(Records from a data source)
========================================

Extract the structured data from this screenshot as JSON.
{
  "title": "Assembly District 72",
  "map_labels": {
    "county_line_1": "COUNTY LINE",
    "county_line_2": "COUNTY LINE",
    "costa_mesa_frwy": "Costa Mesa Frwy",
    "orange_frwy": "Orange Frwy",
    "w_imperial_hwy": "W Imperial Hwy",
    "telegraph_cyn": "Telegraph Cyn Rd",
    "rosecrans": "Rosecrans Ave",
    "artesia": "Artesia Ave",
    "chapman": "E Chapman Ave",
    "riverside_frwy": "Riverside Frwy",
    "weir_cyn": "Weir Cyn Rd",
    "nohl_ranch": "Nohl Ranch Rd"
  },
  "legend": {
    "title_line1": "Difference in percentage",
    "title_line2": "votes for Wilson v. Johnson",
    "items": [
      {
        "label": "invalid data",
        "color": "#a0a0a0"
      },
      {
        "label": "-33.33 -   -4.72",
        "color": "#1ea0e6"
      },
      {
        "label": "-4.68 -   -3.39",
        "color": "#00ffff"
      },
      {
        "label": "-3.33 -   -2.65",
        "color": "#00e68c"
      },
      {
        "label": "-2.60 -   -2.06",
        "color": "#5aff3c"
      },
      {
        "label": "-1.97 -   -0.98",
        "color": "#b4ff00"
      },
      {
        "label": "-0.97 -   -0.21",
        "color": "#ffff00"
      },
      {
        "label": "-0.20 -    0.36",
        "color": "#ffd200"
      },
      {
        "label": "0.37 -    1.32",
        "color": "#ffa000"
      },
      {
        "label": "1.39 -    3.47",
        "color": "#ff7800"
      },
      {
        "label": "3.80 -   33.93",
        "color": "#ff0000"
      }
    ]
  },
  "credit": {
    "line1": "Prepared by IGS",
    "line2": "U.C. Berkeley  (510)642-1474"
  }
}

========================================

[Short problem]
Copy out each record from above, exactly.

[Expected output]
Extract the structured data from this screenshot as JSON.
{
  "title": "Assembly District 72",
  "map_labels": {
    "county_line_1": "COUNTY LINE",
    "county_line_2": "COUNTY LINE",
    "costa_mesa_frwy": "Costa Mesa Frwy",
    "orange_frwy": "Orange Frwy",
    "w_imperial_hwy": "W Imperial Hwy",
    "telegraph_cyn": "Telegraph Cyn Rd",
    "rosecrans": "Rosecrans Ave",
    "artesia": "Artesia Ave",
    "chapman": "E Chapman Ave",
    "riverside_frwy": "Riverside Frwy",
    "weir_cyn": "Weir Cyn Rd",
    "nohl_ranch": "Nohl Ranch Rd"
  },
  "legend": {
    "title_line1": "Difference in percentage",
    "title_line2": "votes for Wilson v. Johnson",
    "items": [
      {
        "label": "invalid data",
        "color": "#a0a0a0"
      },
      {
        "label": "-33.33 -   -4.72",
        "color": "#1ea0e6"
      },
      {
        "label": "-4.68 -   -3.39",
        "color": "#00ffff"
      },
      {
        "label": "-3.33 -   -2.65",
        "color": "#00e68c"
      },
      {
        "label": "-2.60 -   -2.06",
        "color": "#5aff3c"
      },
      {
        "label": "-1.97 -   -0.98",
        "color": "#b4ff00"
      },
      {
        "label": "-0.97 -   -0.21",
        "color": "#ffff00"
      },
      {
        "label": "-0.20 -    0.36",
        "color": "#ffd200"
      },
      {
        "label": "0.37 -    1.32",
        "color": "#ffa000"
      },
      {
        "label": "1.39 -    3.47",
        "color": "#ff7800"
      },
      {
        "label": "3.80 -   33.93",
        "color": "#ff0000"
      }
    ]
  },
  "credit": {
    "line1": "Prepared by IGS",
    "line2": "U.C. Berkeley  (510)642-1474"
  }
}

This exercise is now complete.